-- begin Recorded data --
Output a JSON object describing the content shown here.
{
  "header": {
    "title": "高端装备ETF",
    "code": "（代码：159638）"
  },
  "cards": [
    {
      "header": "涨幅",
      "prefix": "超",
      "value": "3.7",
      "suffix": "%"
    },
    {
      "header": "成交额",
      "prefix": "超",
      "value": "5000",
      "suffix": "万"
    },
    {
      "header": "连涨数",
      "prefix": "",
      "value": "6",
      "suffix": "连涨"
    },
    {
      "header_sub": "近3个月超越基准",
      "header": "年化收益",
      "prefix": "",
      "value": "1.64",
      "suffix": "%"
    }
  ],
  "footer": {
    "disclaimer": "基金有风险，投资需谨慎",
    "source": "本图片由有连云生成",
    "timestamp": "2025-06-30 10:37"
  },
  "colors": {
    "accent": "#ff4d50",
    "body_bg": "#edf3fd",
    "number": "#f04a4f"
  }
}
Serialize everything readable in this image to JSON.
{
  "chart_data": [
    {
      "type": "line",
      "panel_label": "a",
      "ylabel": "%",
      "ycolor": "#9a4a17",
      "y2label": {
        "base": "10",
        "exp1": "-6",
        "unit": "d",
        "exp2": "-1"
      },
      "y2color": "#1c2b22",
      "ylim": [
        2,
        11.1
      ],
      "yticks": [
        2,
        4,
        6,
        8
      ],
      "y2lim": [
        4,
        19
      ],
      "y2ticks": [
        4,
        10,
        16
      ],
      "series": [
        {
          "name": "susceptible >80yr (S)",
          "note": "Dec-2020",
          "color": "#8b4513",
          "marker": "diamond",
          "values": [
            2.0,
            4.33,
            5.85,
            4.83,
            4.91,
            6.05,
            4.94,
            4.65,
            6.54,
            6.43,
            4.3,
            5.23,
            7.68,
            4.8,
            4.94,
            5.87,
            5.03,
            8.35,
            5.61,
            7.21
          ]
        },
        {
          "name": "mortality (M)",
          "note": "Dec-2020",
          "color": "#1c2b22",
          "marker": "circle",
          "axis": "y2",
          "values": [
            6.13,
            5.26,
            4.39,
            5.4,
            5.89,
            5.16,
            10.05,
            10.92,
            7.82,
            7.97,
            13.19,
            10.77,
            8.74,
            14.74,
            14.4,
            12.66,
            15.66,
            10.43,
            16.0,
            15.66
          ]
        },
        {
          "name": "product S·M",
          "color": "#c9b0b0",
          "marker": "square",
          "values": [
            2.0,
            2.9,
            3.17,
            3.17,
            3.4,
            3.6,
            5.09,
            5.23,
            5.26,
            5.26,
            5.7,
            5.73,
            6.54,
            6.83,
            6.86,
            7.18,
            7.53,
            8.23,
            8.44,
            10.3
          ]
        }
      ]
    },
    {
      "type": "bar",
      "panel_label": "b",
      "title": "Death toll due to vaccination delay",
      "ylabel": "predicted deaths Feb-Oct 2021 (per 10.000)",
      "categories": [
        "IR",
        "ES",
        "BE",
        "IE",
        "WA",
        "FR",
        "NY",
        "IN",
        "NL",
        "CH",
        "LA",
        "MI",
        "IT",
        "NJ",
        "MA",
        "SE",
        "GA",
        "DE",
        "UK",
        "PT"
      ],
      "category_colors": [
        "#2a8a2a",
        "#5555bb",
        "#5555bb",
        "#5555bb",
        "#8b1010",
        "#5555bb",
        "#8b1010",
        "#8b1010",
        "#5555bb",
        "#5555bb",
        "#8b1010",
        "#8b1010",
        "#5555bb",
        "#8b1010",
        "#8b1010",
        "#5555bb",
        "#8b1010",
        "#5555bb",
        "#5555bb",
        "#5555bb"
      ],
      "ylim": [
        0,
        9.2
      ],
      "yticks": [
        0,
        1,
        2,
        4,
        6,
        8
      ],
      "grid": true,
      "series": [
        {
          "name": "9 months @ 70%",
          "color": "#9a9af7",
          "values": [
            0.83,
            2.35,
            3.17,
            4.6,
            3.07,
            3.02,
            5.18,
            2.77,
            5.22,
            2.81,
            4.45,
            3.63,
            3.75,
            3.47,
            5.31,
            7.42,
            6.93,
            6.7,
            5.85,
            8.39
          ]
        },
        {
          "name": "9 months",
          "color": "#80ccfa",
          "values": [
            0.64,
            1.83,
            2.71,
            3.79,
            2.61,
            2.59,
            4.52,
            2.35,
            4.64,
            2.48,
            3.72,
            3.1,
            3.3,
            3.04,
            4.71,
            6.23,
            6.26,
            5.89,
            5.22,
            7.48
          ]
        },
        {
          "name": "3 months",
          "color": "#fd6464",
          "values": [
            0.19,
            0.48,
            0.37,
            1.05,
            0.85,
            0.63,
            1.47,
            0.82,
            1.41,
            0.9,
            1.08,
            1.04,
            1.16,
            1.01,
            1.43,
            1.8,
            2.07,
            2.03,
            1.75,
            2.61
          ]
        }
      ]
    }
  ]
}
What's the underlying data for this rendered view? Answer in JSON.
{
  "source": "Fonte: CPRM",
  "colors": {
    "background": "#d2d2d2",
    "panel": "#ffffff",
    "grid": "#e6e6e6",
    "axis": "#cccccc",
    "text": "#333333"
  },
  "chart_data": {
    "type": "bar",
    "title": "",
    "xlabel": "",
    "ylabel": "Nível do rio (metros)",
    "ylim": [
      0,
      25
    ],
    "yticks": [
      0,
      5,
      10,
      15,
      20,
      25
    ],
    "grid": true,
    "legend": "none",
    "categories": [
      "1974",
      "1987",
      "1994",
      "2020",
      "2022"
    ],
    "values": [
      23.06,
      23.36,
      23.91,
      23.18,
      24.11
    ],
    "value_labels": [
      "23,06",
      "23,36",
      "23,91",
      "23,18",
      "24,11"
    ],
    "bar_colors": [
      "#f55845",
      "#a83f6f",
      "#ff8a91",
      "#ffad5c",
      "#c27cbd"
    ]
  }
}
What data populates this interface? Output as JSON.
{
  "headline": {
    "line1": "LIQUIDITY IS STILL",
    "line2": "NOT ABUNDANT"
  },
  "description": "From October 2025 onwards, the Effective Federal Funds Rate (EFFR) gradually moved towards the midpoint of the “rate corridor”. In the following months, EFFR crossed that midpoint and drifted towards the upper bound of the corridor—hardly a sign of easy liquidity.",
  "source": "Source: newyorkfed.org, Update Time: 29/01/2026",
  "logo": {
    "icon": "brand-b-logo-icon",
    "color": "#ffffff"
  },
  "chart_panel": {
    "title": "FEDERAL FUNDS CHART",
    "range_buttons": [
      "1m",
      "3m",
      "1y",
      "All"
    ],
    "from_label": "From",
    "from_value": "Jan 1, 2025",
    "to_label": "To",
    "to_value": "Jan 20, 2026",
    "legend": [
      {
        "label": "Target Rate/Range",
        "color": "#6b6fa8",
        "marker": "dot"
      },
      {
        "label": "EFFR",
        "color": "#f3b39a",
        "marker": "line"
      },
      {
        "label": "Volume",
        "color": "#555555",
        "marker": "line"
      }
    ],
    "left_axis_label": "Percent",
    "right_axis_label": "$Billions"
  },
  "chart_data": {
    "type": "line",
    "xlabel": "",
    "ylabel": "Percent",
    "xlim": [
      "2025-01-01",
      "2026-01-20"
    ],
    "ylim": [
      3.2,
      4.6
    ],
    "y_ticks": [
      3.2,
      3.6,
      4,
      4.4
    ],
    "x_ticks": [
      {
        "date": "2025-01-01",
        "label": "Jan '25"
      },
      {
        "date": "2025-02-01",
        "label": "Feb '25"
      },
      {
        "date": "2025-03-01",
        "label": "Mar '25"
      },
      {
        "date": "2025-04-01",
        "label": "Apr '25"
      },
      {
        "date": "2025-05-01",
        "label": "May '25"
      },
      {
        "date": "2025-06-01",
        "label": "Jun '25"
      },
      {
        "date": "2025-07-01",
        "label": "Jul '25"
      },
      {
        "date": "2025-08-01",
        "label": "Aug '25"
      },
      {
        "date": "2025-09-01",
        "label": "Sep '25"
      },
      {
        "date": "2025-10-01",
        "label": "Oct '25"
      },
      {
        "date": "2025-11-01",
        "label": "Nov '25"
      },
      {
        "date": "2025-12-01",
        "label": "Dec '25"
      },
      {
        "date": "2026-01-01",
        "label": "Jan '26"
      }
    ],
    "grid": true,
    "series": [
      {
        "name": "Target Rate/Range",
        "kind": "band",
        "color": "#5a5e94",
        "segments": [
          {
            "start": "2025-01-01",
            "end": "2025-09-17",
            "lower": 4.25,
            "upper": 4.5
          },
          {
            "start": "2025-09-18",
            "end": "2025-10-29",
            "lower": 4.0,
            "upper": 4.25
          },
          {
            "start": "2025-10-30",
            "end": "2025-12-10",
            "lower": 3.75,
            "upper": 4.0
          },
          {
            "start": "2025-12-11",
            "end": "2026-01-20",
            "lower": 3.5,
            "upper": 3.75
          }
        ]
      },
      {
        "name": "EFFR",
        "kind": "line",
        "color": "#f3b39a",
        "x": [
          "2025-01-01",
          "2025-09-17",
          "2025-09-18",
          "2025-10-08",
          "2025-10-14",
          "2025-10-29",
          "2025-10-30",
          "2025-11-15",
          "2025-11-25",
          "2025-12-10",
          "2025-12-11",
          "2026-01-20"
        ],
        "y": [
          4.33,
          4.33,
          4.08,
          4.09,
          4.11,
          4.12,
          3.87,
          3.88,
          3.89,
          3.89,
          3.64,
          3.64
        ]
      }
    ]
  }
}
-- end Recorded data --
What you are asked to do – Show every line of the records above that contains the word "marker".

Written reply –
          "marker": "diamond",
          "marker": "circle",
          "marker": "square",
        "marker": "dot"
        "marker": "line"
        "marker": "line"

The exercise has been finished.